• Stated goal: Each line that holds the word "content" should be returned.

[BEGIN Exercise materials]

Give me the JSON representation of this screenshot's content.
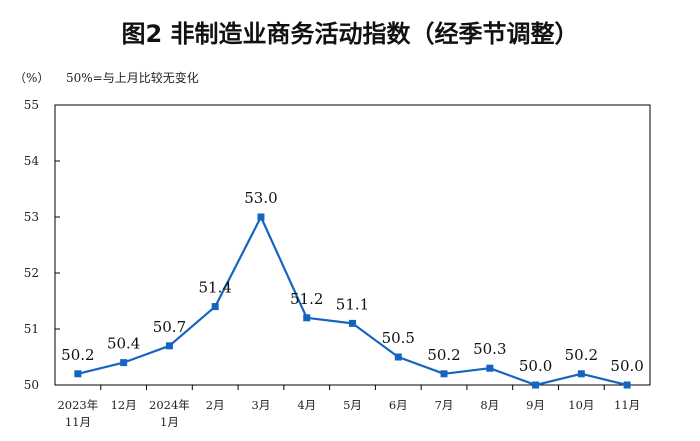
{
  "chart_data": {
    "type": "line",
    "title": "图2  非制造业商务活动指数（经季节调整）",
    "unit_label": "（%）",
    "note": "50%=与上月比较无变化",
    "categories": [
      [
        "2023年",
        "11月"
      ],
      [
        "12月"
      ],
      [
        "2024年",
        "1月"
      ],
      [
        "2月"
      ],
      [
        "3月"
      ],
      [
        "4月"
      ],
      [
        "5月"
      ],
      [
        "6月"
      ],
      [
        "7月"
      ],
      [
        "8月"
      ],
      [
        "9月"
      ],
      [
        "10月"
      ],
      [
        "11月"
      ]
    ],
    "series": [
      {
        "values": [
          50.2,
          50.4,
          50.7,
          51.4,
          53.0,
          51.2,
          51.1,
          50.5,
          50.2,
          50.3,
          50.0,
          50.2,
          50.0
        ],
        "data_labels": [
          "50.2",
          "50.4",
          "50.7",
          "51.4",
          "53.0",
          "51.2",
          "51.1",
          "50.5",
          "50.2",
          "50.3",
          "50.0",
          "50.2",
          "50.0"
        ],
        "color": "#1565c0"
      }
    ],
    "ylim": [
      50,
      55
    ],
    "yticks": [
      "50",
      "51",
      "52",
      "53",
      "54",
      "55"
    ],
    "grid": false,
    "legend": "none",
    "axis_color": "#000000"
  }
}
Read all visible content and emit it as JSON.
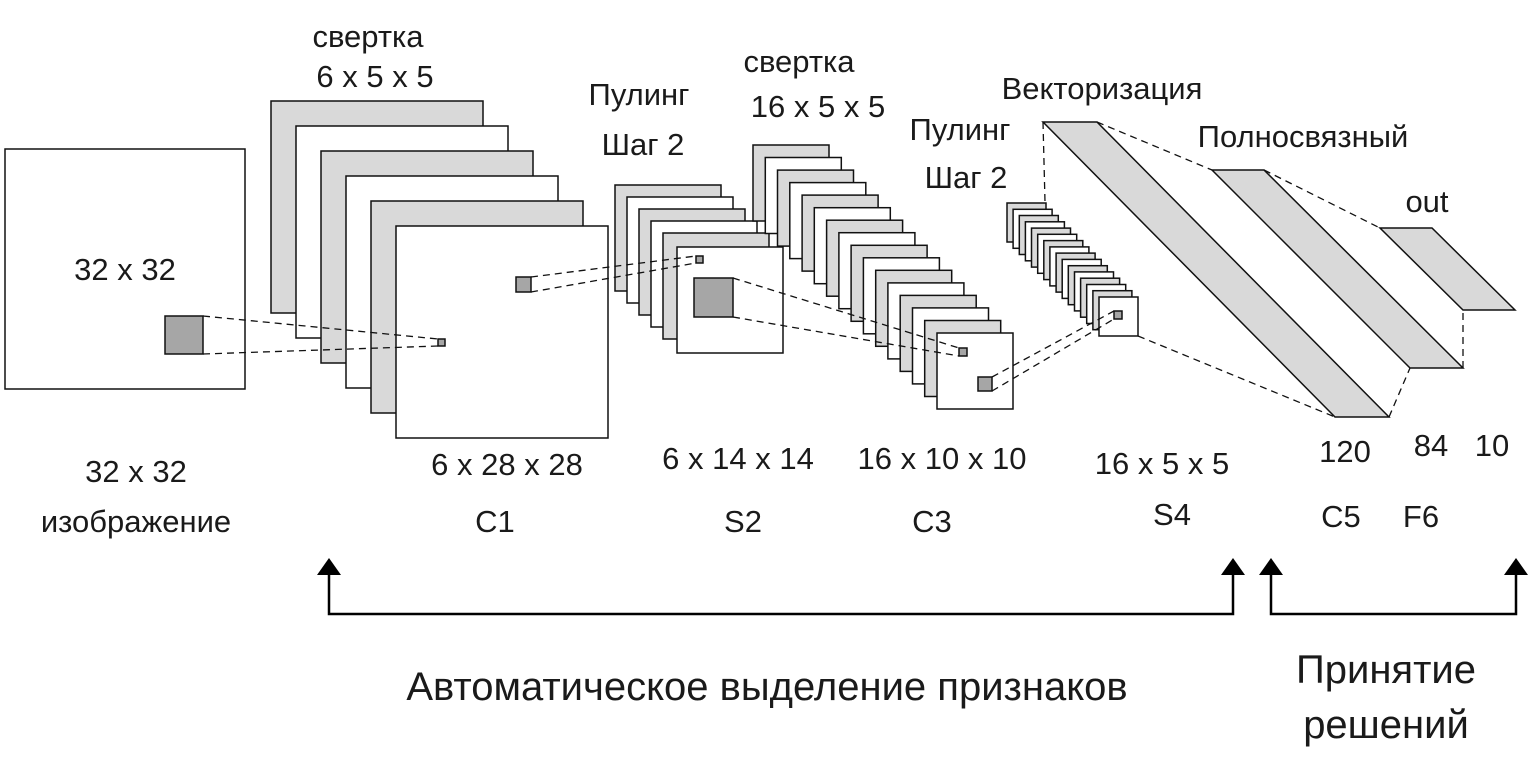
{
  "colors": {
    "light": "#d9d9d9",
    "white": "#ffffff",
    "kernel": "#a6a6a6",
    "stroke": "#111111"
  },
  "labels": {
    "input_size": "32 x 32",
    "input_caption_line1": "32 x 32",
    "input_caption_line2": "изображение",
    "conv1_title_line1": "свертка",
    "conv1_title_line2": "6 x 5 x 5",
    "c1_dims": "6 x 28 x 28",
    "c1_name": "C1",
    "pool1_title_line1": "Пулинг",
    "pool1_title_line2": "Шаг 2",
    "s2_dims": "6 x 14 x 14",
    "s2_name": "S2",
    "conv2_title_line1": "свертка",
    "conv2_title_line2": "16 x 5 x 5",
    "c3_dims": "16 x 10 x 10",
    "c3_name": "C3",
    "pool2_title_line1": "Пулинг",
    "pool2_title_line2": "Шаг 2",
    "s4_dims": "16 x 5 x 5",
    "s4_name": "S4",
    "vectorize": "Векторизация",
    "fully_connected": "Полносвязный",
    "out": "out",
    "c5_size": "120",
    "f6_size": "84",
    "out_size": "10",
    "c5_name": "C5",
    "f6_name": "F6",
    "feature_extraction": "Автоматическое выделение признаков",
    "decision_line1": "Принятие",
    "decision_line2": "решений"
  }
}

[END Exercise materials]

• Answer to this task:
Give me the JSON representation of this screenshot's content.
Read all visible content and emit it as JSON.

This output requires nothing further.